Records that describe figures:

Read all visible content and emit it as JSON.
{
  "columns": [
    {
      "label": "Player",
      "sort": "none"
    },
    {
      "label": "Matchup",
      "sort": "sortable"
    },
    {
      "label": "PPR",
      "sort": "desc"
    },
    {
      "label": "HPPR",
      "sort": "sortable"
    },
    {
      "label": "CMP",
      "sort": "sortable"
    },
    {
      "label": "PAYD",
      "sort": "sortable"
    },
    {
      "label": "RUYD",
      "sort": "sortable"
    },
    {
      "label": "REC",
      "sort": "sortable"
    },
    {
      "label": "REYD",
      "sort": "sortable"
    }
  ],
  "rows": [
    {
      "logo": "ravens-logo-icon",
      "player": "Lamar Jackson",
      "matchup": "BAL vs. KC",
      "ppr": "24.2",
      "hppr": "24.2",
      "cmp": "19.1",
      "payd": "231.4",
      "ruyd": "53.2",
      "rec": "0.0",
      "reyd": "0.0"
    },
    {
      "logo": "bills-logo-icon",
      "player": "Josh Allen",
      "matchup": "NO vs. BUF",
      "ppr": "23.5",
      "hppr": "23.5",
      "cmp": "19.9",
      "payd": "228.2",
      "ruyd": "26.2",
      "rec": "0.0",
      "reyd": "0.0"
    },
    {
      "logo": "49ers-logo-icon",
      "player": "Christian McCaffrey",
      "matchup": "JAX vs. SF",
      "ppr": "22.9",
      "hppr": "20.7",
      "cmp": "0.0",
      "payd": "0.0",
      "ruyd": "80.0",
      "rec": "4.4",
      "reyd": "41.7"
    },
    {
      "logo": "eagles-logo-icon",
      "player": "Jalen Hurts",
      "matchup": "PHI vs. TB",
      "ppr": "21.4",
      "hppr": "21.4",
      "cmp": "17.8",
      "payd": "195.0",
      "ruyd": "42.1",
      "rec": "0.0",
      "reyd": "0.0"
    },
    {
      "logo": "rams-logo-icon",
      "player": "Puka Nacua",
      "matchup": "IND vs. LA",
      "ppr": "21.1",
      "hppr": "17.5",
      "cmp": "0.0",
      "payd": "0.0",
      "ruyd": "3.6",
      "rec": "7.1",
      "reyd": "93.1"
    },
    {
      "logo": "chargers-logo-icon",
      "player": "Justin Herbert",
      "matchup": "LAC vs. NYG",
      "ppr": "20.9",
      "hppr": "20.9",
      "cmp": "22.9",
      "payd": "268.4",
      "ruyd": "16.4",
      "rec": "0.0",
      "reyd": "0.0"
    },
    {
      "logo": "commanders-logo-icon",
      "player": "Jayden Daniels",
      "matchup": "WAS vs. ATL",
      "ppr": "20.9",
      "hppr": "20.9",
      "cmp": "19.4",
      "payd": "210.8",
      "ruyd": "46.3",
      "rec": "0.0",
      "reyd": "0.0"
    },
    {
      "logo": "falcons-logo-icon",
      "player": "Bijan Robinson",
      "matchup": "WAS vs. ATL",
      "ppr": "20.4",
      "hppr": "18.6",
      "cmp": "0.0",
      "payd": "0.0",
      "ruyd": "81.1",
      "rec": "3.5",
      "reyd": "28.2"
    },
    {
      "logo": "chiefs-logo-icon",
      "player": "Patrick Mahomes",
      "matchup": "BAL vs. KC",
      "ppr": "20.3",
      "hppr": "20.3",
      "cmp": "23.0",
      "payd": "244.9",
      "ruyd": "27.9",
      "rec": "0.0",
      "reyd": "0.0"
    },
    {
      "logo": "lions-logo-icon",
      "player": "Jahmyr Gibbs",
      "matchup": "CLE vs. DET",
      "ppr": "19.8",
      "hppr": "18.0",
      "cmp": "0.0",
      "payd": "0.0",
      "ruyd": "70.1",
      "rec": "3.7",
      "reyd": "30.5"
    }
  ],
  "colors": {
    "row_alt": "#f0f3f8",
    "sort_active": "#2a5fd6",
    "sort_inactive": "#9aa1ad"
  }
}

What is asked: Each line must be given again exactly as written above.

Complete answer:
Read all visible content and emit it as JSON.
{
  "columns": [
    {
      "label": "Player",
      "sort": "none"
    },
    {
      "label": "Matchup",
      "sort": "sortable"
    },
    {
      "label": "PPR",
      "sort": "desc"
    },
    {
      "label": "HPPR",
      "sort": "sortable"
    },
    {
      "label": "CMP",
      "sort": "sortable"
    },
    {
      "label": "PAYD",
      "sort": "sortable"
    },
    {
      "label": "RUYD",
      "sort": "sortable"
    },
    {
      "label": "REC",
      "sort": "sortable"
    },
    {
      "label": "REYD",
      "sort": "sortable"
    }
  ],
  "rows": [
    {
      "logo": "ravens-logo-icon",
      "player": "Lamar Jackson",
      "matchup": "BAL vs. KC",
      "ppr": "24.2",
      "hppr": "24.2",
      "cmp": "19.1",
      "payd": "231.4",
      "ruyd": "53.2",
      "rec": "0.0",
      "reyd": "0.0"
    },
    {
      "logo": "bills-logo-icon",
      "player": "Josh Allen",
      "matchup": "NO vs. BUF",
      "ppr": "23.5",
      "hppr": "23.5",
      "cmp": "19.9",
      "payd": "228.2",
      "ruyd": "26.2",
      "rec": "0.0",
      "reyd": "0.0"
    },
    {
      "logo": "49ers-logo-icon",
      "player": "Christian McCaffrey",
      "matchup": "JAX vs. SF",
      "ppr": "22.9",
      "hppr": "20.7",
      "cmp": "0.0",
      "payd": "0.0",
      "ruyd": "80.0",
      "rec": "4.4",
      "reyd": "41.7"
    },
    {
      "logo": "eagles-logo-icon",
      "player": "Jalen Hurts",
      "matchup": "PHI vs. TB",
      "ppr": "21.4",
      "hppr": "21.4",
      "cmp": "17.8",
      "payd": "195.0",
      "ruyd": "42.1",
      "rec": "0.0",
      "reyd": "0.0"
    },
    {
      "logo": "rams-logo-icon",
      "player": "Puka Nacua",
      "matchup": "IND vs. LA",
      "ppr": "21.1",
      "hppr": "17.5",
      "cmp": "0.0",
      "payd": "0.0",
      "ruyd": "3.6",
      "rec": "7.1",
      "reyd": "93.1"
    },
    {
      "logo": "chargers-logo-icon",
      "player": "Justin Herbert",
      "matchup": "LAC vs. NYG",
      "ppr": "20.9",
      "hppr": "20.9",
      "cmp": "22.9",
      "payd": "268.4",
      "ruyd": "16.4",
      "rec": "0.0",
      "reyd": "0.0"
    },
    {
      "logo": "commanders-logo-icon",
      "player": "Jayden Daniels",
      "matchup": "WAS vs. ATL",
      "ppr": "20.9",
      "hppr": "20.9",
      "cmp": "19.4",
      "payd": "210.8",
      "ruyd": "46.3",
      "rec": "0.0",
      "reyd": "0.0"
    },
    {
      "logo": "falcons-logo-icon",
      "player": "Bijan Robinson",
      "matchup": "WAS vs. ATL",
      "ppr": "20.4",
      "hppr": "18.6",
      "cmp": "0.0",
      "payd": "0.0",
      "ruyd": "81.1",
      "rec": "3.5",
      "reyd": "28.2"
    },
    {
      "logo": "chiefs-logo-icon",
      "player": "Patrick Mahomes",
      "matchup": "BAL vs. KC",
      "ppr": "20.3",
      "hppr": "20.3",
      "cmp": "23.0",
      "payd": "244.9",
      "ruyd": "27.9",
      "rec": "0.0",
      "reyd": "0.0"
    },
    {
      "logo": "lions-logo-icon",
      "player": "Jahmyr Gibbs",
      "matchup": "CLE vs. DET",
      "ppr": "19.8",
      "hppr": "18.0",
      "cmp": "0.0",
      "payd": "0.0",
      "ruyd": "70.1",
      "rec": "3.7",
      "reyd": "30.5"
    }
  ],
  "colors": {
    "row_alt": "#f0f3f8",
    "sort_active": "#2a5fd6",
    "sort_inactive": "#9aa1ad"
  }
}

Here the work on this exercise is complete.